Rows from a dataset
*****

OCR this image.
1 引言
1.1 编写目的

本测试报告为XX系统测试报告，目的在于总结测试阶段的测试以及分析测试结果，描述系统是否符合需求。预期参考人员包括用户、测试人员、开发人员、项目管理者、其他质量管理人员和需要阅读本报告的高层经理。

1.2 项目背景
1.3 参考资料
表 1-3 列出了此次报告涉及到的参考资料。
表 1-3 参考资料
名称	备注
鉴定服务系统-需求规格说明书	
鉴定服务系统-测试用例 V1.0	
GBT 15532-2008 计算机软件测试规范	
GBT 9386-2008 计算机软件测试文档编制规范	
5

*****

- _Problem description_: Retype each record exactly, leaving nothing out.

- _Result of this exercise_:
OCR this image.
1 引言
1.1 编写目的

本测试报告为XX系统测试报告，目的在于总结测试阶段的测试以及分析测试结果，描述系统是否符合需求。预期参考人员包括用户、测试人员、开发人员、项目管理者、其他质量管理人员和需要阅读本报告的高层经理。

1.2 项目背景
1.3 参考资料
表 1-3 列出了此次报告涉及到的参考资料。
表 1-3 参考资料
名称	备注
鉴定服务系统-需求规格说明书	
鉴定服务系统-测试用例 V1.0	
GBT 15532-2008 计算机软件测试规范	
GBT 9386-2008 计算机软件测试文档编制规范	
5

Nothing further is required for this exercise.